[TASK GOAL]:
Return the entries below in their exact form, leaving the pictures out.

[INPUT ROWS]:
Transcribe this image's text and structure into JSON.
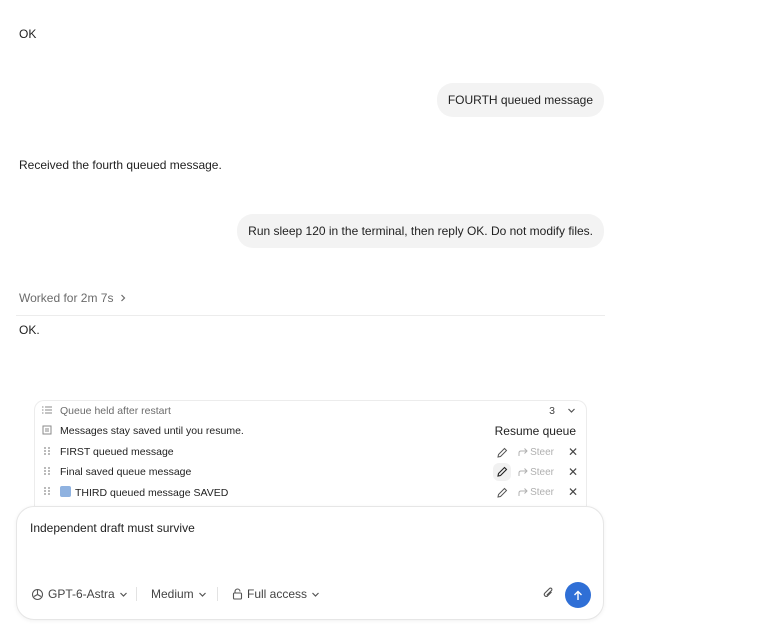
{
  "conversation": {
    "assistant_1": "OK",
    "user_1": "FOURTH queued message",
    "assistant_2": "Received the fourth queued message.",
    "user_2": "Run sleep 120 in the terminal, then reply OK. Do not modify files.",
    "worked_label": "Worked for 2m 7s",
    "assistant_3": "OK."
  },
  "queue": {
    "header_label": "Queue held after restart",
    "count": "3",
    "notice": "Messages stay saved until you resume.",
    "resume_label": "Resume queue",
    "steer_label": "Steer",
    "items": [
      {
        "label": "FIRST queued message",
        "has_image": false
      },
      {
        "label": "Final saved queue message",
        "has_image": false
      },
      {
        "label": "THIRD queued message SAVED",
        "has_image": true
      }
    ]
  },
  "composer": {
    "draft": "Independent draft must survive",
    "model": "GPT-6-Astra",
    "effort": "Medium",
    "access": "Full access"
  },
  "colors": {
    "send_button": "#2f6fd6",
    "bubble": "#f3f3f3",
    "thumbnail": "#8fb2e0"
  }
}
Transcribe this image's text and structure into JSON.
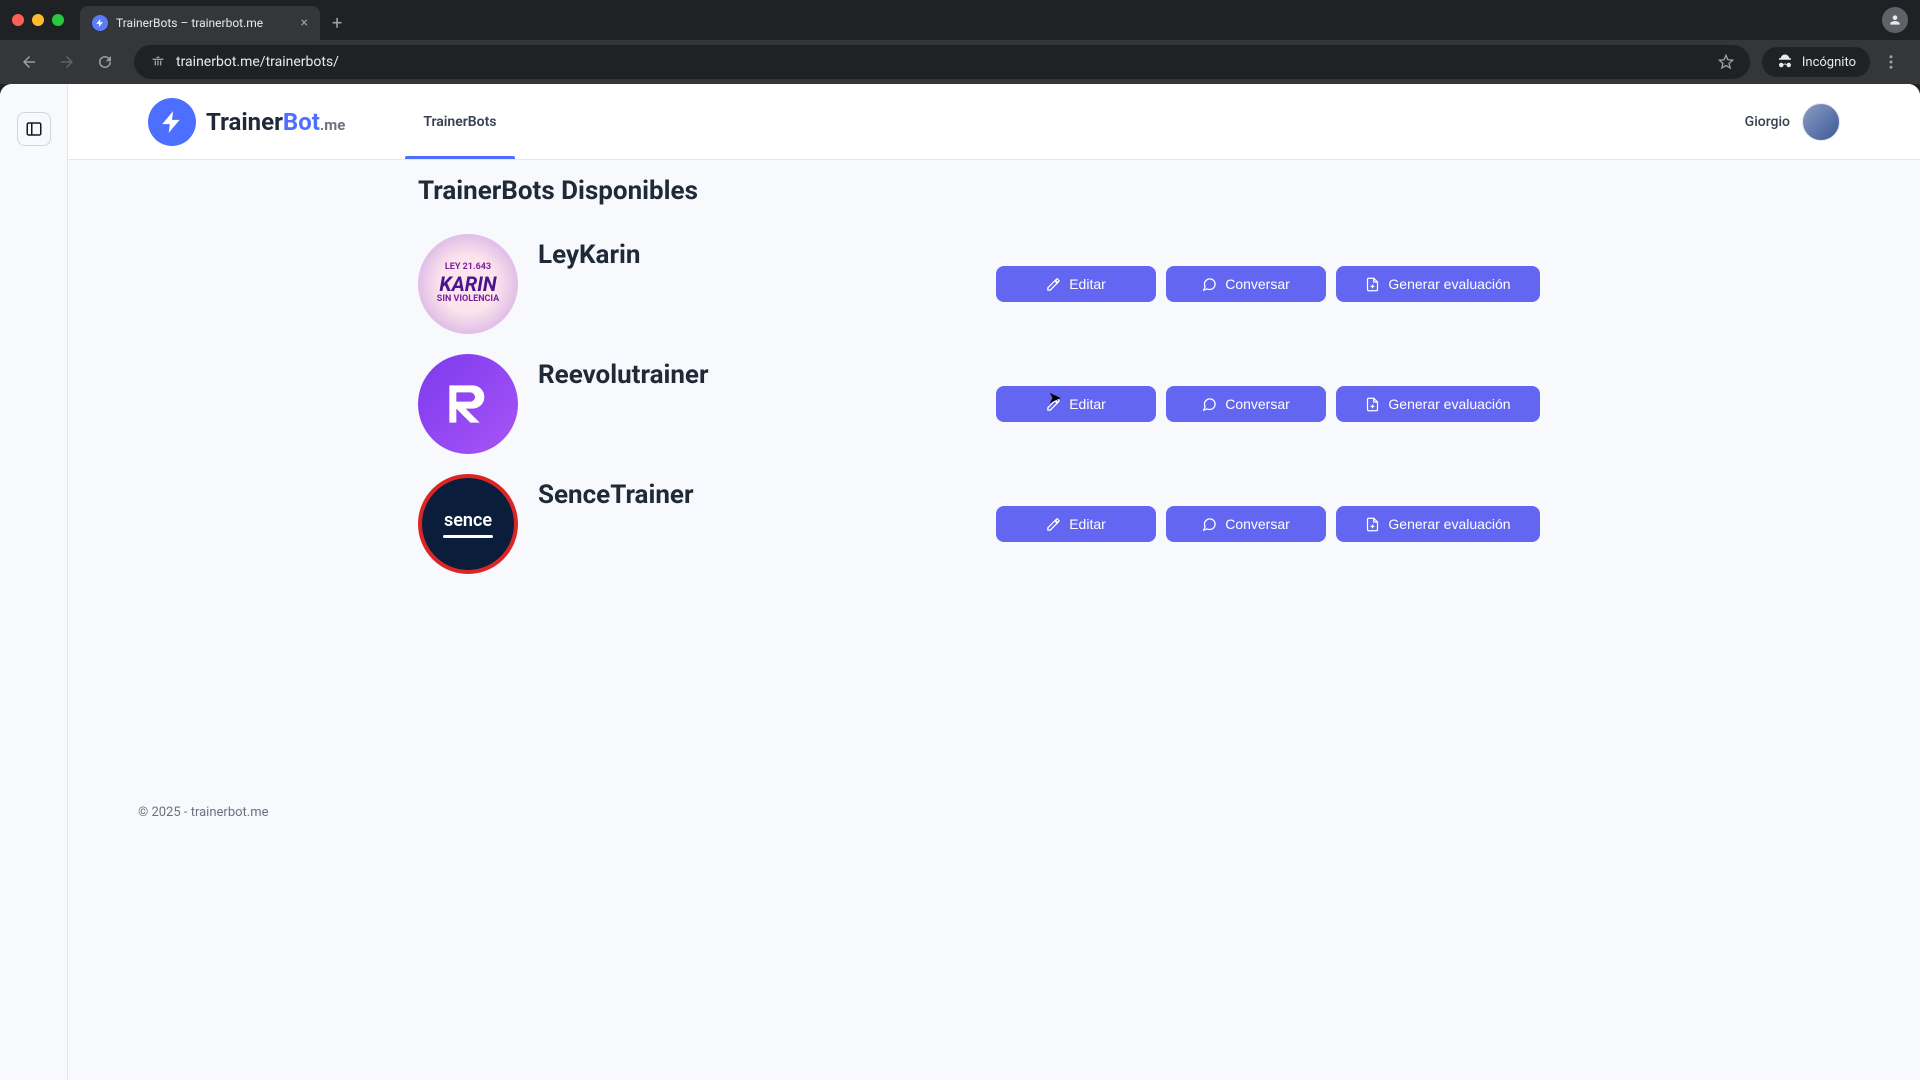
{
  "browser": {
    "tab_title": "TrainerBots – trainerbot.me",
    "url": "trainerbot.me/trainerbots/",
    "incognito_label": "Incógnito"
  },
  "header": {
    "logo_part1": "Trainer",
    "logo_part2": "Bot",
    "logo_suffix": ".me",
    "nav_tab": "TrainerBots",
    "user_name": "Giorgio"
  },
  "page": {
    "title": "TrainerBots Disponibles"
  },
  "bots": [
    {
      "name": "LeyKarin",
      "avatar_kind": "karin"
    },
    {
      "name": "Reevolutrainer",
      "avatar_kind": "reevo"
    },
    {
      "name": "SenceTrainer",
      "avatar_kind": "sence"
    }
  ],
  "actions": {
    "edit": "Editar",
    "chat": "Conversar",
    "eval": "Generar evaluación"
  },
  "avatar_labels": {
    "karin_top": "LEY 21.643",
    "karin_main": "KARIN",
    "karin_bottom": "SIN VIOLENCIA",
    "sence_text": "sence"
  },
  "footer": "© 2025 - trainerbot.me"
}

[COMPLETE RESPONSE]:
Transcribe this image's text and structure into JSON.
{
  "conversation": {
    "assistant_1": "OK",
    "user_1": "FOURTH queued message",
    "assistant_2": "Received the fourth queued message.",
    "user_2": "Run sleep 120 in the terminal, then reply OK. Do not modify files.",
    "worked_label": "Worked for 2m 7s",
    "assistant_3": "OK."
  },
  "queue": {
    "header_label": "Queue held after restart",
    "count": "3",
    "notice": "Messages stay saved until you resume.",
    "resume_label": "Resume queue",
    "steer_label": "Steer",
    "items": [
      {
        "label": "FIRST queued message",
        "has_image": false
      },
      {
        "label": "Final saved queue message",
        "has_image": false
      },
      {
        "label": "THIRD queued message SAVED",
        "has_image": true
      }
    ]
  },
  "composer": {
    "draft": "Independent draft must survive",
    "model": "GPT-6-Astra",
    "effort": "Medium",
    "access": "Full access"
  },
  "colors": {
    "send_button": "#2f6fd6",
    "bubble": "#f3f3f3",
    "thumbnail": "#8fb2e0"
  }
}
Transcribe this image's text and structure into JSON.
{
  "browser": {
    "tab_title": "TrainerBots – trainerbot.me",
    "url": "trainerbot.me/trainerbots/",
    "incognito_label": "Incógnito"
  },
  "header": {
    "logo_part1": "Trainer",
    "logo_part2": "Bot",
    "logo_suffix": ".me",
    "nav_tab": "TrainerBots",
    "user_name": "Giorgio"
  },
  "page": {
    "title": "TrainerBots Disponibles"
  },
  "bots": [
    {
      "name": "LeyKarin",
      "avatar_kind": "karin"
    },
    {
      "name": "Reevolutrainer",
      "avatar_kind": "reevo"
    },
    {
      "name": "SenceTrainer",
      "avatar_kind": "sence"
    }
  ],
  "actions": {
    "edit": "Editar",
    "chat": "Conversar",
    "eval": "Generar evaluación"
  },
  "avatar_labels": {
    "karin_top": "LEY 21.643",
    "karin_main": "KARIN",
    "karin_bottom": "SIN VIOLENCIA",
    "sence_text": "sence"
  },
  "footer": "© 2025 - trainerbot.me"
}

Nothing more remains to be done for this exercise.